▶ [What you need to do]:
Put the lines in the records below, from the one containing "y-tick-label: 1119.0 — [109, 291, 185, 321]" through the one containing "x-tick-label: 1935 — [689, 851, 747, 881]", into a Markdown table with columns Row and Entry, numbering each line and skipping any blank lines. Include only these lines.

▶ [Record excerpts]:
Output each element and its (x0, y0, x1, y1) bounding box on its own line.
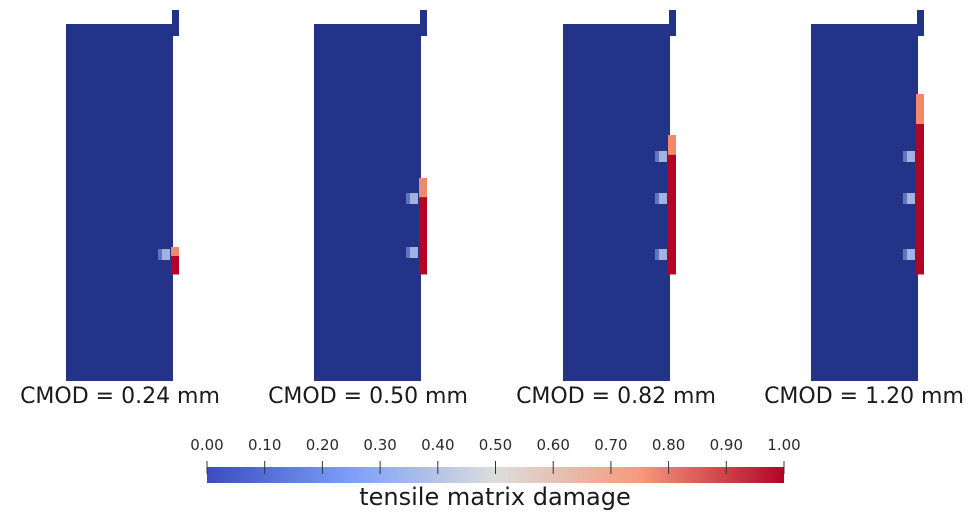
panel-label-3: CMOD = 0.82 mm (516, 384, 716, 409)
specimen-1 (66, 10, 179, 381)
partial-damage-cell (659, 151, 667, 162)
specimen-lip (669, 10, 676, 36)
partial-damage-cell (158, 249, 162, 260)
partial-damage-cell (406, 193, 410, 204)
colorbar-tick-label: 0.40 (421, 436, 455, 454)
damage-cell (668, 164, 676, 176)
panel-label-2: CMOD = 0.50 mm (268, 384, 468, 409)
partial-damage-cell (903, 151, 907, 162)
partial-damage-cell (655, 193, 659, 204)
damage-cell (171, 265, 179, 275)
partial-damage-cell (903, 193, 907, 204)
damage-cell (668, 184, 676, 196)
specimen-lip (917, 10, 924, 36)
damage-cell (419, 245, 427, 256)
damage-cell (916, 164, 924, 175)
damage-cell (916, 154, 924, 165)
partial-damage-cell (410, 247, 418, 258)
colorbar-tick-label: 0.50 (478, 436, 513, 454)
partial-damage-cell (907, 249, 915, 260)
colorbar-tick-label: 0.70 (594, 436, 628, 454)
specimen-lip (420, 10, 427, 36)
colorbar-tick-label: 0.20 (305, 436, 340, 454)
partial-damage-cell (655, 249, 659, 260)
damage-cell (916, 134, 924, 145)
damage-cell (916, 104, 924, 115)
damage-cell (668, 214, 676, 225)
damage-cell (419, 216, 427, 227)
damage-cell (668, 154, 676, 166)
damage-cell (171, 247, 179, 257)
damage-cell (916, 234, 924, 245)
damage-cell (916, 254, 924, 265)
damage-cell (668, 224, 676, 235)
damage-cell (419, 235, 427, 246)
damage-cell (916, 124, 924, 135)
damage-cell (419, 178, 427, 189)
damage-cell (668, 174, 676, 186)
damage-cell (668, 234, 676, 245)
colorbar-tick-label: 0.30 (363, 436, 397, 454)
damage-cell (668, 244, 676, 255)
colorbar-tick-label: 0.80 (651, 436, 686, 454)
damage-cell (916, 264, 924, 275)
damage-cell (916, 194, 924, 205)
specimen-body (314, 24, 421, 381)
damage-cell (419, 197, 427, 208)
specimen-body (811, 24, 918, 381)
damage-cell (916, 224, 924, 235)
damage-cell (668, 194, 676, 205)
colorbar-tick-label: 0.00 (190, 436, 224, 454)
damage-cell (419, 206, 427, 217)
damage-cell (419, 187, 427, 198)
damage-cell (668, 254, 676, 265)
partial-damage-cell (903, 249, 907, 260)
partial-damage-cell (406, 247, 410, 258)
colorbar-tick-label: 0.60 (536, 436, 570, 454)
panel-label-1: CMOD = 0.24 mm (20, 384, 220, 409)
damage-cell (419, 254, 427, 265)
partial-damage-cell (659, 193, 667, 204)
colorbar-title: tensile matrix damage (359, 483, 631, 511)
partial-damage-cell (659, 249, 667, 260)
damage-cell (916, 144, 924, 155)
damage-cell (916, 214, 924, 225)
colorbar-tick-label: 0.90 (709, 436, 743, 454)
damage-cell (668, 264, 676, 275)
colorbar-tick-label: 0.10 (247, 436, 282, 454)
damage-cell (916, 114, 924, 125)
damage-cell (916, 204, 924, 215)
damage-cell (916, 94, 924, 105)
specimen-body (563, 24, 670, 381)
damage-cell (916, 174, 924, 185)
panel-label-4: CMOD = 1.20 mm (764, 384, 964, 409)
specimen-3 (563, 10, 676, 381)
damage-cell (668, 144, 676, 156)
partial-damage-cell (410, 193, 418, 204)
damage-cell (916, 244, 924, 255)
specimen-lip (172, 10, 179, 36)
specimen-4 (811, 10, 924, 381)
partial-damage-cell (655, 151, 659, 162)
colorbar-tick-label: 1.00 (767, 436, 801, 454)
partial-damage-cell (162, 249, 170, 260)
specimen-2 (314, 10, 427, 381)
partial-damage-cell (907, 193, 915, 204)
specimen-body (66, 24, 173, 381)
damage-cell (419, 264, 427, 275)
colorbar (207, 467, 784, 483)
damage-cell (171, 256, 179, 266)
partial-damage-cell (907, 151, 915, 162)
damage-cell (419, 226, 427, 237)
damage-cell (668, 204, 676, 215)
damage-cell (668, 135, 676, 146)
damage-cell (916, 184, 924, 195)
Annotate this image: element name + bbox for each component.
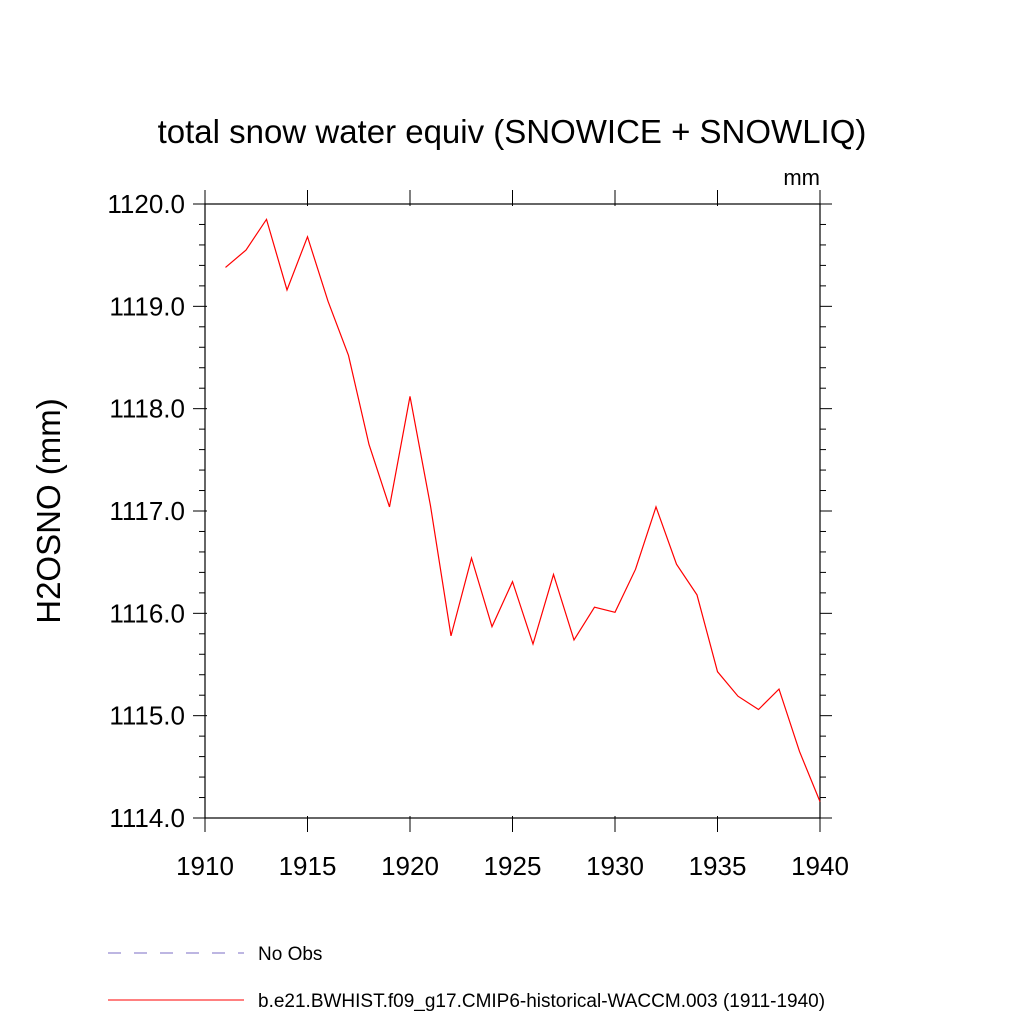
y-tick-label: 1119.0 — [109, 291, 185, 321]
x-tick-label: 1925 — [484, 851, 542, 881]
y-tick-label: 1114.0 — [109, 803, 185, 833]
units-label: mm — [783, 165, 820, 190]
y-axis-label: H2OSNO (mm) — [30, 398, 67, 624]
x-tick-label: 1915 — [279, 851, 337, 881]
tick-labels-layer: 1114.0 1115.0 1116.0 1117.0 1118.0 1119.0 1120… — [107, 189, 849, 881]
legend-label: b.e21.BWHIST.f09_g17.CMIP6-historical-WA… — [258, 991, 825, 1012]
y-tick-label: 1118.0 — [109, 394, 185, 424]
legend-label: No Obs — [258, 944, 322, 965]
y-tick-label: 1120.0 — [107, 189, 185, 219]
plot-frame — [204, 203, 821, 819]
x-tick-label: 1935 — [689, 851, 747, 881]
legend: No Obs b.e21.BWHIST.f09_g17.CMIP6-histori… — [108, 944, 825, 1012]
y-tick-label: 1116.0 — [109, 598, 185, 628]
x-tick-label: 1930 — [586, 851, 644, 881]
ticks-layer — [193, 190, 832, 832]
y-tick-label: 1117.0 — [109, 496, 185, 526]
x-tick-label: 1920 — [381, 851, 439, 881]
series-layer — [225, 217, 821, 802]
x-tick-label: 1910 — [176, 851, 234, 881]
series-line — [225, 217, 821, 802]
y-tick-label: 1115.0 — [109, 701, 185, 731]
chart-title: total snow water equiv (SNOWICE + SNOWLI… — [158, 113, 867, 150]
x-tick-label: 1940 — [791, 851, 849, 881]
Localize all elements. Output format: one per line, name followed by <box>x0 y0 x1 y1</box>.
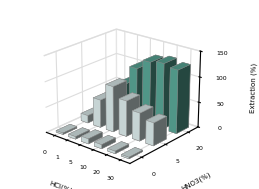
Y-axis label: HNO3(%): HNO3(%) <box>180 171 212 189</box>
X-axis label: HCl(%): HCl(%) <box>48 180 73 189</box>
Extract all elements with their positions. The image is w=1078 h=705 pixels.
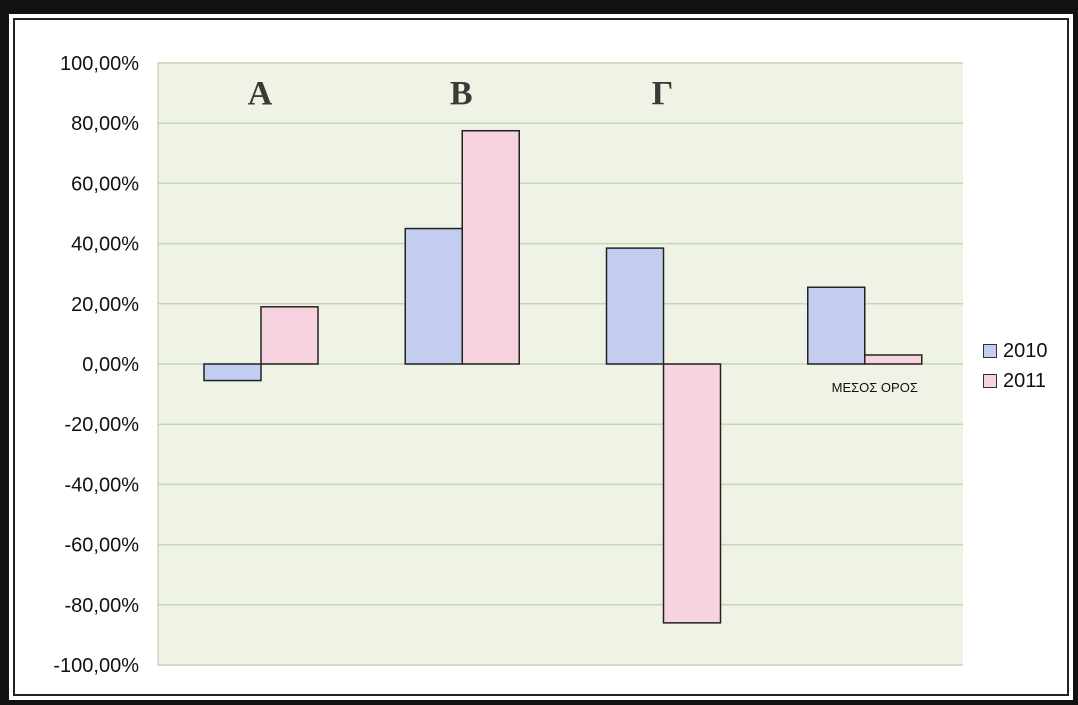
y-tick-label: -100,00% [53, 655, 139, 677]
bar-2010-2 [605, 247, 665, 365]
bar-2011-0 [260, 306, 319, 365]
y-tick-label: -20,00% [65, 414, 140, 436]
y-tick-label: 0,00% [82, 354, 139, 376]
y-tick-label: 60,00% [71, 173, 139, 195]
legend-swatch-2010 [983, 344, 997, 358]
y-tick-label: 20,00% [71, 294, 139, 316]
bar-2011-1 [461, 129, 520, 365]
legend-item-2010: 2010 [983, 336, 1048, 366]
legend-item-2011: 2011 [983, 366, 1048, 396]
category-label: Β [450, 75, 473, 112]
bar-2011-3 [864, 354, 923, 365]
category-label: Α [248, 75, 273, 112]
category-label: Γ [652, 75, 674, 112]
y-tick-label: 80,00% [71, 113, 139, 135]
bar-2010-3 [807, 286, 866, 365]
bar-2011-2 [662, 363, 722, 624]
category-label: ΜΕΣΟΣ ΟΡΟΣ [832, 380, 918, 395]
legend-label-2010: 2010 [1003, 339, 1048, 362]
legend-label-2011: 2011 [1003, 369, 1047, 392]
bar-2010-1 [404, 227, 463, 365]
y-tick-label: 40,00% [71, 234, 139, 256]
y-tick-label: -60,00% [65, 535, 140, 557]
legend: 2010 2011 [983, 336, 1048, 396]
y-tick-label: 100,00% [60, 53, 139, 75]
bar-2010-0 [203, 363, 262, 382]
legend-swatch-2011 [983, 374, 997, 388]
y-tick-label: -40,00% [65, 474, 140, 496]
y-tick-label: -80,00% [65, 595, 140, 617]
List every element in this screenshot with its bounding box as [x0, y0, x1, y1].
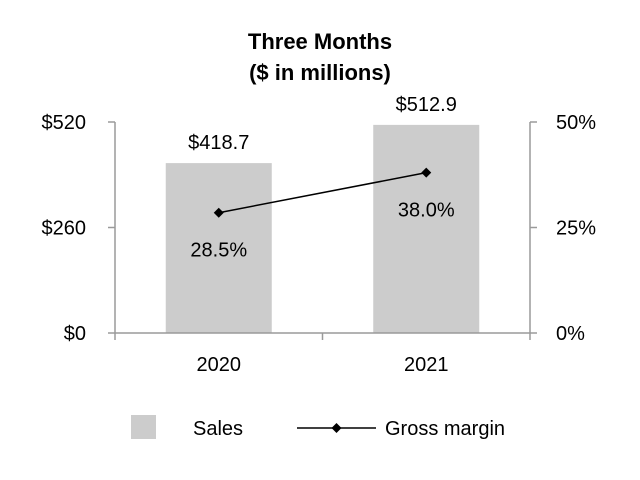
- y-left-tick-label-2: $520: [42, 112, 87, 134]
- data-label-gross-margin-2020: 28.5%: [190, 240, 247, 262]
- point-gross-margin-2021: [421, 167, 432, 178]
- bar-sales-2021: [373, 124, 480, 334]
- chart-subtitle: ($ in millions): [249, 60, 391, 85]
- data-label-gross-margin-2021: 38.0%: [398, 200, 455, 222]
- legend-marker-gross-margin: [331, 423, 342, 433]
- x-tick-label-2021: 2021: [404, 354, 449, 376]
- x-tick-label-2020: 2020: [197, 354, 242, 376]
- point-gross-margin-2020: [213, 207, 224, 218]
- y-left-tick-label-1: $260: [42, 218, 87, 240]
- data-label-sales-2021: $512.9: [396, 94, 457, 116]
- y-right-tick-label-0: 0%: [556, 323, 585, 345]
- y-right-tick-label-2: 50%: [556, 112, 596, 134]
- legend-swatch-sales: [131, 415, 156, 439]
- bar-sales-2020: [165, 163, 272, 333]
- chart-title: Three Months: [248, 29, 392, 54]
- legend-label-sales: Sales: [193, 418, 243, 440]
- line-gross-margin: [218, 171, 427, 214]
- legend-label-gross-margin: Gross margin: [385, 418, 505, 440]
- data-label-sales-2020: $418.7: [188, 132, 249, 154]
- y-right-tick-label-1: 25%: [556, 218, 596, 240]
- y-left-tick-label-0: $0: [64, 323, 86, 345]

▶ [Correct result]:
| Row | Entry |
|---|---|
| 1 | y-tick-label: 1119.0 — [109, 291, 185, 321] |
| 2 | x-tick-label: 1925 — [484, 851, 542, 881] |
| 3 | y-tick-label: 1114.0 — [109, 803, 185, 833] |
| 4 | units-label: mm — [783, 165, 820, 190] |
| 5 | y-axis-label: H2OSNO (mm) — [30, 398, 67, 624] |
| 6 | x-tick-label: 1915 — [279, 851, 337, 881] |
| 7 | tick-labels-layer: 1114.0 1115.0 1116.0 1117.0 1118.0 1119.0 1120… — [107, 189, 849, 881] |
| 8 | legend-label: b.e21.BWHIST.f09_g17.CMIP6-historical-WA… — [258, 991, 825, 1012] |
| 9 | y-tick-label: 1118.0 — [109, 394, 185, 424] |
| 10 | legend-label: No Obs — [258, 944, 322, 965] |
| 11 | y-tick-label: 1120.0 — [107, 189, 185, 219] |
| 12 | plot-frame — [204, 203, 821, 819] |
| 13 | x-tick-label: 1935 — [689, 851, 747, 881] |